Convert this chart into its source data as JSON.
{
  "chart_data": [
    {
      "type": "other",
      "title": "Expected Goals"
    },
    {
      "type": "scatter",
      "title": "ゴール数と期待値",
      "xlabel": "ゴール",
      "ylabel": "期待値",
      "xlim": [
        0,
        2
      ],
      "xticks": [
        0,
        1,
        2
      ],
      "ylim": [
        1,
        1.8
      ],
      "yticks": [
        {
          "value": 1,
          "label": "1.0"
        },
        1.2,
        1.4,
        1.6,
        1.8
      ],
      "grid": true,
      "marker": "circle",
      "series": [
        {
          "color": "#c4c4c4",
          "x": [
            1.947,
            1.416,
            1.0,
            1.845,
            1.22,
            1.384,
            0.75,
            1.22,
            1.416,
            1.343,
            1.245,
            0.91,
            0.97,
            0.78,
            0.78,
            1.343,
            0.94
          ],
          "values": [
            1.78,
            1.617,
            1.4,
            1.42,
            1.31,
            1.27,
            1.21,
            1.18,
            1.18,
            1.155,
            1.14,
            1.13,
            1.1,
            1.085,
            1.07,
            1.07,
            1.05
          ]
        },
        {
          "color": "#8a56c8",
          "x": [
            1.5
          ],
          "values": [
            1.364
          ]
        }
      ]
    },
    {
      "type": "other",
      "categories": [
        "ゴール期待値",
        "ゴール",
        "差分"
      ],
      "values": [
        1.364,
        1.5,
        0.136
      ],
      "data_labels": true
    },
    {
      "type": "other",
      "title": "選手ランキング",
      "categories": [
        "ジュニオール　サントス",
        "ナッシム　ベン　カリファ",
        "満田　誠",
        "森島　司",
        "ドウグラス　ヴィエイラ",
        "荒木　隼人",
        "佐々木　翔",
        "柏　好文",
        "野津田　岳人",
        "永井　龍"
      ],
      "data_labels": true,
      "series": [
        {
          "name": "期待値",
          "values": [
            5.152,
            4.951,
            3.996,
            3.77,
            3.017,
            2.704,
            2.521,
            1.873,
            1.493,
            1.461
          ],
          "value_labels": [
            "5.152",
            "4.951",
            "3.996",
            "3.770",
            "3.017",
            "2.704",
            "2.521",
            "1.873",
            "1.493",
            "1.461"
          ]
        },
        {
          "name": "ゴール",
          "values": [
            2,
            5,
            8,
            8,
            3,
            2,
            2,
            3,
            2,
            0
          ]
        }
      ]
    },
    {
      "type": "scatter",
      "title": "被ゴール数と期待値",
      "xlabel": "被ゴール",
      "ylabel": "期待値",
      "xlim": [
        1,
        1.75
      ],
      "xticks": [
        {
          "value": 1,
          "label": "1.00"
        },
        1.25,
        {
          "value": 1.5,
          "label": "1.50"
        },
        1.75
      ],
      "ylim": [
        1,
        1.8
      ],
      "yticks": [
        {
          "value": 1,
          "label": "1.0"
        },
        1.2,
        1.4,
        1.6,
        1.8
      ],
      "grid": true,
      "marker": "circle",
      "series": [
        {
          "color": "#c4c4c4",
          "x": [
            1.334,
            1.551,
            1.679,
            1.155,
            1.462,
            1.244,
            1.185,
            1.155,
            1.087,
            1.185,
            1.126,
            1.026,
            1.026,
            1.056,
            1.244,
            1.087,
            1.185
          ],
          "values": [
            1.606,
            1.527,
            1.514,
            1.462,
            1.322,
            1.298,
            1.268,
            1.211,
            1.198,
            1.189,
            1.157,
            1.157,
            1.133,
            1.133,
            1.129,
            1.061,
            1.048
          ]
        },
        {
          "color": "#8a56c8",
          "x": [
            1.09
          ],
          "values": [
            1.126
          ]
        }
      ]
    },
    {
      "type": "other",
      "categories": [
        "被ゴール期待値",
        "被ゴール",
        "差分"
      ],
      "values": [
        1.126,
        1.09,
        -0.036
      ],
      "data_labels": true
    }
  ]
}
_ _ _
» **Request**
Write out the whole listing again, exactly as it stands.

» **Worked answer**
Convert this chart into its source data as JSON.
{
  "chart_data": [
    {
      "type": "other",
      "title": "Expected Goals"
    },
    {
      "type": "scatter",
      "title": "ゴール数と期待値",
      "xlabel": "ゴール",
      "ylabel": "期待値",
      "xlim": [
        0,
        2
      ],
      "xticks": [
        0,
        1,
        2
      ],
      "ylim": [
        1,
        1.8
      ],
      "yticks": [
        {
          "value": 1,
          "label": "1.0"
        },
        1.2,
        1.4,
        1.6,
        1.8
      ],
      "grid": true,
      "marker": "circle",
      "series": [
        {
          "color": "#c4c4c4",
          "x": [
            1.947,
            1.416,
            1.0,
            1.845,
            1.22,
            1.384,
            0.75,
            1.22,
            1.416,
            1.343,
            1.245,
            0.91,
            0.97,
            0.78,
            0.78,
            1.343,
            0.94
          ],
          "values": [
            1.78,
            1.617,
            1.4,
            1.42,
            1.31,
            1.27,
            1.21,
            1.18,
            1.18,
            1.155,
            1.14,
            1.13,
            1.1,
            1.085,
            1.07,
            1.07,
            1.05
          ]
        },
        {
          "color": "#8a56c8",
          "x": [
            1.5
          ],
          "values": [
            1.364
          ]
        }
      ]
    },
    {
      "type": "other",
      "categories": [
        "ゴール期待値",
        "ゴール",
        "差分"
      ],
      "values": [
        1.364,
        1.5,
        0.136
      ],
      "data_labels": true
    },
    {
      "type": "other",
      "title": "選手ランキング",
      "categories": [
        "ジュニオール　サントス",
        "ナッシム　ベン　カリファ",
        "満田　誠",
        "森島　司",
        "ドウグラス　ヴィエイラ",
        "荒木　隼人",
        "佐々木　翔",
        "柏　好文",
        "野津田　岳人",
        "永井　龍"
      ],
      "data_labels": true,
      "series": [
        {
          "name": "期待値",
          "values": [
            5.152,
            4.951,
            3.996,
            3.77,
            3.017,
            2.704,
            2.521,
            1.873,
            1.493,
            1.461
          ],
          "value_labels": [
            "5.152",
            "4.951",
            "3.996",
            "3.770",
            "3.017",
            "2.704",
            "2.521",
            "1.873",
            "1.493",
            "1.461"
          ]
        },
        {
          "name": "ゴール",
          "values": [
            2,
            5,
            8,
            8,
            3,
            2,
            2,
            3,
            2,
            0
          ]
        }
      ]
    },
    {
      "type": "scatter",
      "title": "被ゴール数と期待値",
      "xlabel": "被ゴール",
      "ylabel": "期待値",
      "xlim": [
        1,
        1.75
      ],
      "xticks": [
        {
          "value": 1,
          "label": "1.00"
        },
        1.25,
        {
          "value": 1.5,
          "label": "1.50"
        },
        1.75
      ],
      "ylim": [
        1,
        1.8
      ],
      "yticks": [
        {
          "value": 1,
          "label": "1.0"
        },
        1.2,
        1.4,
        1.6,
        1.8
      ],
      "grid": true,
      "marker": "circle",
      "series": [
        {
          "color": "#c4c4c4",
          "x": [
            1.334,
            1.551,
            1.679,
            1.155,
            1.462,
            1.244,
            1.185,
            1.155,
            1.087,
            1.185,
            1.126,
            1.026,
            1.026,
            1.056,
            1.244,
            1.087,
            1.185
          ],
          "values": [
            1.606,
            1.527,
            1.514,
            1.462,
            1.322,
            1.298,
            1.268,
            1.211,
            1.198,
            1.189,
            1.157,
            1.157,
            1.133,
            1.133,
            1.129,
            1.061,
            1.048
          ]
        },
        {
          "color": "#8a56c8",
          "x": [
            1.09
          ],
          "values": [
            1.126
          ]
        }
      ]
    },
    {
      "type": "other",
      "categories": [
        "被ゴール期待値",
        "被ゴール",
        "差分"
      ],
      "values": [
        1.126,
        1.09,
        -0.036
      ],
      "data_labels": true
    }
  ]
}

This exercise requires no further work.